#### TEXT SEGMENT

One of the most prominent challenges encountered in the management of this variant is the widespread absence of targeted agents against hormonal receptors, especially for the general population. In recent years, there have been notable advancements in the development of therapies targeting these three receptors, which have demonstrated considerable potential as prospective treatments for breast cancer. The fundamental challenge in treating TNBC is the ongoing evaluation of targeted chemotherapeutic drugs and their limited accessibility to the middle-income population. The present investigation involved a sample of 150 patients, whose average age was determined to be 52.21 years (standard deviation ±4.89).
The ages of the participants ranged from 45 to 64 years, respectively. The obtained outcome was similar to the findings reported by Thike et al. and Rao et al. in their respective studies [5,6]. This variation in the onset may be attributed to the limited study participants. According to a study by Yang et al., there was a significant difference in the age at which menarche occurred between those with TNBC and those with other types of breast cancer, which is consistent with the findings of our study. Based on our research findings, it was determined that the majority of cases had Stage III TNBC on presentation [7].

########

> _TASKS AND EXERCISES_
[a] How many patients made up the sample in the TNBC excerpt?
[b] Write out the stretch of the TNBC excerpt from "The ages of" through "on presentation [7].".
[c] Do the following statements agree with the TNBC excerpt? For each of (i), (ii) and (iii), answer yes or no and quote the words that decide it. (i) The participants' ages ranged from 45 to 64 years. (ii) Most cases had Stage II TNBC on presentation. (iii) Yang et al. found no significant difference in age at menarche between TNBC and other breast cancer types.
The records are separate material with no connection to the TNBC excerpt.

#### INFORMATION GIVEN

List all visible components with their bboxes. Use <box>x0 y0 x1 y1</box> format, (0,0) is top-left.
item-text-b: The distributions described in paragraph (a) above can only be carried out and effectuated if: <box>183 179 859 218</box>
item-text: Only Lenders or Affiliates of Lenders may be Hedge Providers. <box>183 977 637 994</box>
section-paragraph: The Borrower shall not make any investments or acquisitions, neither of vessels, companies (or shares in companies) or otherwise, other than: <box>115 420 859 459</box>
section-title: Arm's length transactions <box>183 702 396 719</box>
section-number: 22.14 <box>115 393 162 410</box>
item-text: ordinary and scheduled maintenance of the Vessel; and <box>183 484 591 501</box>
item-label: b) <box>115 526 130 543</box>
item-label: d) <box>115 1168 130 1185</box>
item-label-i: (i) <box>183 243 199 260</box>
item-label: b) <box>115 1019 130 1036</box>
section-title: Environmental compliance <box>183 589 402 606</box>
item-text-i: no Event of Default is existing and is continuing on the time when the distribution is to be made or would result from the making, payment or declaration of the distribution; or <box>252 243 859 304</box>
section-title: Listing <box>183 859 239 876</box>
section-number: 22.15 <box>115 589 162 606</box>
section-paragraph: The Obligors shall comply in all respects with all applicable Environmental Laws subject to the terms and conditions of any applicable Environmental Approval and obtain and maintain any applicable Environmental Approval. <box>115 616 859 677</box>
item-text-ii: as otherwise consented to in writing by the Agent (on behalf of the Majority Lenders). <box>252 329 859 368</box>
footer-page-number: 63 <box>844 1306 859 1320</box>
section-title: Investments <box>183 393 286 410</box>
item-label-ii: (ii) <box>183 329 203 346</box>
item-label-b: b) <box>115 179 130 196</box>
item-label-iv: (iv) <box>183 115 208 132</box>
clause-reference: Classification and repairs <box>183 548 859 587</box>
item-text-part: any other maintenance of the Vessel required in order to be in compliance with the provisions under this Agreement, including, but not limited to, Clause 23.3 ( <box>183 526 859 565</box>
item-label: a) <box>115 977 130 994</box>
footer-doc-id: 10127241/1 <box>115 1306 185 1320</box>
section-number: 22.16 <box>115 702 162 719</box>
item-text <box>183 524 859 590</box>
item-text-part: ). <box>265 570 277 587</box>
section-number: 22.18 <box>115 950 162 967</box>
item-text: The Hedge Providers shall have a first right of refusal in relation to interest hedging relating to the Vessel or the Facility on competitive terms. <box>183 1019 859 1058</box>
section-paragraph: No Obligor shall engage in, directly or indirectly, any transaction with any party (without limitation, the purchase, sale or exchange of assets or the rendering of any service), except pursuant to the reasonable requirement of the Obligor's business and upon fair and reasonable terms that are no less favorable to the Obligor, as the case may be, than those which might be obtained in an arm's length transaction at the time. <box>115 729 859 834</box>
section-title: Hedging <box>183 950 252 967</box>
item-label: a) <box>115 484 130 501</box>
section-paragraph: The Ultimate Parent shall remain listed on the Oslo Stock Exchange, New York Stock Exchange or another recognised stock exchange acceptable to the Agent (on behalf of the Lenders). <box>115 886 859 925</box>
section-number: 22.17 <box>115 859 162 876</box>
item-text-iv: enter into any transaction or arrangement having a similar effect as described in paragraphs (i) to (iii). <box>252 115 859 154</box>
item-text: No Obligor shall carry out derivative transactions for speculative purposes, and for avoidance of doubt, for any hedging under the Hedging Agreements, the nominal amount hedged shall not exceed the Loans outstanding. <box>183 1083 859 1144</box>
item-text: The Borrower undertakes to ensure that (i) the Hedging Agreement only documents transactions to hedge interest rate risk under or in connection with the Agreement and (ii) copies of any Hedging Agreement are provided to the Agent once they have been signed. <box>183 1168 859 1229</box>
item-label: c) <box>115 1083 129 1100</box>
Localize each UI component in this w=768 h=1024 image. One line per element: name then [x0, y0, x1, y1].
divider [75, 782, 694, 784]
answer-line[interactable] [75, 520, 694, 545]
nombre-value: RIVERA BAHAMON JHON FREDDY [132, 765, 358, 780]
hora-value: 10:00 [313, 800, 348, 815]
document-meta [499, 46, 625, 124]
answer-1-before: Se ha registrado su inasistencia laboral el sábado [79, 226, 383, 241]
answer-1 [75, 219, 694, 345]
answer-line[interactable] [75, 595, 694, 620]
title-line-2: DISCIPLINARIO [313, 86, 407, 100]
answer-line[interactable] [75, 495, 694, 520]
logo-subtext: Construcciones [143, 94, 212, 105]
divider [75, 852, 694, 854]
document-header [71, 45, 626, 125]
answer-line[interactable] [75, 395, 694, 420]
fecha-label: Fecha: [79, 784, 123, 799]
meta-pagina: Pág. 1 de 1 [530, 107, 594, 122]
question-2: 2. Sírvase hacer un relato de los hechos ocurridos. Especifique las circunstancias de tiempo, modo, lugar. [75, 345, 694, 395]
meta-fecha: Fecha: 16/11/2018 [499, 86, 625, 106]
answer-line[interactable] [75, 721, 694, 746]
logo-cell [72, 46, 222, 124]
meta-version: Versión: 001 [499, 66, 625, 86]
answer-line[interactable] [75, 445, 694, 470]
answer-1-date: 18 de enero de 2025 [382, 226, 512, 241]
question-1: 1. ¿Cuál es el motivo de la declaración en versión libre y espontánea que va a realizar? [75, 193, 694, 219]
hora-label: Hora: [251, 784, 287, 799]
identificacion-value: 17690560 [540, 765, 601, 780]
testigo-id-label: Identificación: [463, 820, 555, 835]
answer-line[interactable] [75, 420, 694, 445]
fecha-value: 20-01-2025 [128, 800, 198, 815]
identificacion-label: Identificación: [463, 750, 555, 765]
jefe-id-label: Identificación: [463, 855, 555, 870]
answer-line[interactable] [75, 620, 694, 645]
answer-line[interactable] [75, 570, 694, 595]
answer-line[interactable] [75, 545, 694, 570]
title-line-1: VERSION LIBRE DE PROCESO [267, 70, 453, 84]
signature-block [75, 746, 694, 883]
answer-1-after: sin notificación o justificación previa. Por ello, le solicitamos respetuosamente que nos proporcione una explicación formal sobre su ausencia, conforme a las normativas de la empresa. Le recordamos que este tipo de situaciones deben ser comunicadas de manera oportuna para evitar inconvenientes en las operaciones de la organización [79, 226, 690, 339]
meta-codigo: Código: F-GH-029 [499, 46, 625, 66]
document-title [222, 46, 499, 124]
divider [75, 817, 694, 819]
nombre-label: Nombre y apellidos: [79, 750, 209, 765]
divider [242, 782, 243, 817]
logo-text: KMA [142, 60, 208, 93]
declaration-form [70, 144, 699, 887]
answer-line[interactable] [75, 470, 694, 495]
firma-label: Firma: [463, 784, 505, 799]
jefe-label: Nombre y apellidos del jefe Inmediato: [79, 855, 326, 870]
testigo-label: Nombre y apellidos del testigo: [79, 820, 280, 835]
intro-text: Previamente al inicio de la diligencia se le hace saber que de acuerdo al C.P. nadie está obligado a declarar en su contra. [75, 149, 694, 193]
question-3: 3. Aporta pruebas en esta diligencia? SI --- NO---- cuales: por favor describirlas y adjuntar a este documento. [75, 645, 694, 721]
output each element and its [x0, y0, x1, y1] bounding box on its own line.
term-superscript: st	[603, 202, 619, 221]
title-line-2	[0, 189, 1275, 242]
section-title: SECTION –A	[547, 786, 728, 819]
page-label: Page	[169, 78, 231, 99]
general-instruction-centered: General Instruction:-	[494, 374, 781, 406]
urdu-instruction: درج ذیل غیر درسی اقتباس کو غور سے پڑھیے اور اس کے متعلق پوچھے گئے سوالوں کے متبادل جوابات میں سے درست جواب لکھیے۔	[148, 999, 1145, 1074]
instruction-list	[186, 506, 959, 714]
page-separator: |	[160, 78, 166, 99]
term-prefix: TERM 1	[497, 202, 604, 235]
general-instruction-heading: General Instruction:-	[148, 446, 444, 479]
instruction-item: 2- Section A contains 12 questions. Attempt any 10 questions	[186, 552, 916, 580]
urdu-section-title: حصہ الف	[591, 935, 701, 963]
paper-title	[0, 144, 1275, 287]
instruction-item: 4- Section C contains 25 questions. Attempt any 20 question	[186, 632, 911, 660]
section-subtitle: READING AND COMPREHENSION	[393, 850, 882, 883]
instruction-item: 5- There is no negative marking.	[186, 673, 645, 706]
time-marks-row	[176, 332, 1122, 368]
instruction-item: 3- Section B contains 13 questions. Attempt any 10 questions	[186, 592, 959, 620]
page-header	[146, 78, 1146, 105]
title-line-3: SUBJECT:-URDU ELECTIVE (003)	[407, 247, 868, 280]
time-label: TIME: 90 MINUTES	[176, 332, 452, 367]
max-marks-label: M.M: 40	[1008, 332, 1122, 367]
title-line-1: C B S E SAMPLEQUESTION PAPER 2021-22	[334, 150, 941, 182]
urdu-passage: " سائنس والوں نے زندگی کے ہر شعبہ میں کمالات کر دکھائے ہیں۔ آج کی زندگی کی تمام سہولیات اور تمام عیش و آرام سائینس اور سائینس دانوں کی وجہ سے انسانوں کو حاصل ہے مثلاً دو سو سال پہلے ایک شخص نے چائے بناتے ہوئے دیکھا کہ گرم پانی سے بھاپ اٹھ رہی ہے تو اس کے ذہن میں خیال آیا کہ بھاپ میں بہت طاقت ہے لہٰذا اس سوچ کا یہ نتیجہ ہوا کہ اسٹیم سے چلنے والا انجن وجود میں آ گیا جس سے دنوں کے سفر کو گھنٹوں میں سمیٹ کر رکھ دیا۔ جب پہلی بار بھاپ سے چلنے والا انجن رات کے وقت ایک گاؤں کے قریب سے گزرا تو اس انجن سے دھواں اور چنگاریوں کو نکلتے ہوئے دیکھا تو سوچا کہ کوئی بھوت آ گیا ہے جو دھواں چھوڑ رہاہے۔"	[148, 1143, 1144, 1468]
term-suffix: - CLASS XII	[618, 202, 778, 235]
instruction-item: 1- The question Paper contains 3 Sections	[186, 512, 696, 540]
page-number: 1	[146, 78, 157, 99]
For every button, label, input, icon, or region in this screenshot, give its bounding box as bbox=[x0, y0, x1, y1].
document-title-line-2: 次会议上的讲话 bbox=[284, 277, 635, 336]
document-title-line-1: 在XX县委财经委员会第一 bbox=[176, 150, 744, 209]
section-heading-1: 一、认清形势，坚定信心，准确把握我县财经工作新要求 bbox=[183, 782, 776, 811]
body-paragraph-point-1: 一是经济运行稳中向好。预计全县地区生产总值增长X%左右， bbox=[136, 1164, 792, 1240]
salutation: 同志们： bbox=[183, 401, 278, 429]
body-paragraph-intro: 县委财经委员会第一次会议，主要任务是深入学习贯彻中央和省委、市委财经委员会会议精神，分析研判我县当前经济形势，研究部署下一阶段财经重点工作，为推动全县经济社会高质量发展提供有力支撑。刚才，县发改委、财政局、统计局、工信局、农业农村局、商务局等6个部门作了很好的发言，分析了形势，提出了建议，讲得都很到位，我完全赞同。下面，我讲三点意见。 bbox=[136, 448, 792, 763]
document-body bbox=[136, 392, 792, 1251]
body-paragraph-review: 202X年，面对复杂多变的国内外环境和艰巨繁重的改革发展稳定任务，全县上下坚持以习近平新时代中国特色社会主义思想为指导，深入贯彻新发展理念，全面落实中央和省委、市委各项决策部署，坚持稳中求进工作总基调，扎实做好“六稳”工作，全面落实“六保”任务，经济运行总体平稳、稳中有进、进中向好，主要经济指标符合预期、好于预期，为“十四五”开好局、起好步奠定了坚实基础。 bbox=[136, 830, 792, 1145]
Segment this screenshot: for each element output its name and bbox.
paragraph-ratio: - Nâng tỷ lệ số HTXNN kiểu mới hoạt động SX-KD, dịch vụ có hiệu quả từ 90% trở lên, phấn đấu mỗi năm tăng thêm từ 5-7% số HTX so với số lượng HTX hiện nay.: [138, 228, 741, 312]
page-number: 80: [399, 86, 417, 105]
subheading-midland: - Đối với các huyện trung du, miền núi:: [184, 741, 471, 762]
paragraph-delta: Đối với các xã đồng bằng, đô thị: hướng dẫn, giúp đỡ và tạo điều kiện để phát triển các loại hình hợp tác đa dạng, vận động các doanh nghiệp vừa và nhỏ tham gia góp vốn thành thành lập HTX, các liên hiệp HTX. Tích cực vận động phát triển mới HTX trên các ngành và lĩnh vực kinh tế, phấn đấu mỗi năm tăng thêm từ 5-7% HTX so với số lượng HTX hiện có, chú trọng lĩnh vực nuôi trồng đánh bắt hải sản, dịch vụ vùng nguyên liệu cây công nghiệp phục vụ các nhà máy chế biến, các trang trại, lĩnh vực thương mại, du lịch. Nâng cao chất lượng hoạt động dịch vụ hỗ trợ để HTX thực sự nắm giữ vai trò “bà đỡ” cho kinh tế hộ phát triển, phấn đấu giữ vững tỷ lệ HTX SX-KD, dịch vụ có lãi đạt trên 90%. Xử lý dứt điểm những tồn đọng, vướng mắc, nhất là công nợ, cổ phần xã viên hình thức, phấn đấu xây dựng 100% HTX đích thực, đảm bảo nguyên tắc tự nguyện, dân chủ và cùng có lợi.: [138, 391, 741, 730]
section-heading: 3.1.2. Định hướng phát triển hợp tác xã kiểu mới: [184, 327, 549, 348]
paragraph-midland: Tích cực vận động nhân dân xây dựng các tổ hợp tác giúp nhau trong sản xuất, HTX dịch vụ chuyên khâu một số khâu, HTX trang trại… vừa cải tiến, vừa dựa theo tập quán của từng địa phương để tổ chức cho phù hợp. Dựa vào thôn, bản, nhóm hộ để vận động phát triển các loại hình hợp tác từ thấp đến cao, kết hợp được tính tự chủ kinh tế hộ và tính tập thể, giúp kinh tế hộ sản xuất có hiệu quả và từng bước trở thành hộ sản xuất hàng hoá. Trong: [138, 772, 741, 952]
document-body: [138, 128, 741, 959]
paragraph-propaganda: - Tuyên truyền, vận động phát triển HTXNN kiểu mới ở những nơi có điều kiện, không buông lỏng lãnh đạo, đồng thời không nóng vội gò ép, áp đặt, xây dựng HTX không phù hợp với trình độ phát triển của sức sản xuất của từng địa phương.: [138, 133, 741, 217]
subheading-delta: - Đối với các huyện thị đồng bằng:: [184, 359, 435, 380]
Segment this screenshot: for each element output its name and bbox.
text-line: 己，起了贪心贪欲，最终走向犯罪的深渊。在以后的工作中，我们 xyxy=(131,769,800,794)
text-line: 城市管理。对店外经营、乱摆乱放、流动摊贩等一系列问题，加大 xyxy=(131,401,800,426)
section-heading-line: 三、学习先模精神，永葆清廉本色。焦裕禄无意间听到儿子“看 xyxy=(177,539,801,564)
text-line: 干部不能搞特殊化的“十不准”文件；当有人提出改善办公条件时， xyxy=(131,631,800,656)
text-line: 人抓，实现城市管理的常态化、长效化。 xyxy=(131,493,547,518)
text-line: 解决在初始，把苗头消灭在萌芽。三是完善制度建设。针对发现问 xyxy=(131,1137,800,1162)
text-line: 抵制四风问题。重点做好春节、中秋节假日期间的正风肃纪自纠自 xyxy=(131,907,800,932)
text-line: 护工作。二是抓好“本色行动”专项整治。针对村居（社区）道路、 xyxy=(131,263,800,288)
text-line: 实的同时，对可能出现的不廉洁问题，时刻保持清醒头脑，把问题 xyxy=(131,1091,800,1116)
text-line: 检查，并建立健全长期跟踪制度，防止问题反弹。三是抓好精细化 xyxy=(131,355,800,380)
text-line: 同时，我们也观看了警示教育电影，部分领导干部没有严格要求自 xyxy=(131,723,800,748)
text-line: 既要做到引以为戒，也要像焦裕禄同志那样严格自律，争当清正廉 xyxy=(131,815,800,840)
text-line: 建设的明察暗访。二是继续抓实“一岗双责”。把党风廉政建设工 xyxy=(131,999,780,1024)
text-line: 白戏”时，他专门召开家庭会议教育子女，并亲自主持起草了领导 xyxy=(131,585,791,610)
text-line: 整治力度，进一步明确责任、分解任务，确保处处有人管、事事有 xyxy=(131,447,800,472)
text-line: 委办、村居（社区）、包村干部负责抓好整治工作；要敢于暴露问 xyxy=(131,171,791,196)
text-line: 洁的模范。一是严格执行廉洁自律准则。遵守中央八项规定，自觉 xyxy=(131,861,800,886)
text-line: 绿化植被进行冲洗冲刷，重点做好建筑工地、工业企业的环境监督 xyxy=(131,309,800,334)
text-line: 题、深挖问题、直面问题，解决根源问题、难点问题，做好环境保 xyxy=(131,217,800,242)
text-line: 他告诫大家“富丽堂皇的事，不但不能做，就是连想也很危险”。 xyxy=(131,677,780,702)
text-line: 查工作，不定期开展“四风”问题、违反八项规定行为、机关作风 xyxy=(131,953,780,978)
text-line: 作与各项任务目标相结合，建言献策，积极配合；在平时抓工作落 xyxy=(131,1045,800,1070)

########

> _ANSWERS FOR EACH ITEM_
[a] 150 patients.

[b]
The ages of the participants ranged from 45 to 64 years, respectively. The obtained outcome was similar to the findings reported by Thike et al. and Rao et al. in their respective studies [5,6]. This variation in the onset may be attributed to the limited study participants. According to a study by Yang et al., there was a significant difference in the age at which menarche occurred between those with TNBC and those with other types of breast cancer, which is consistent with the findings of our study. Based on our research findings, it was determined that the majority of cases had Stage III TNBC on presentation [7].

[c]
(i) Yes: "The ages of the participants ranged from 45 to 64 years"
(ii) No: "the majority of cases had Stage III TNBC on presentation"
(iii) No: "there was a significant difference in the age at which menarche occurred between those with TNBC and those with other types of breast cancer"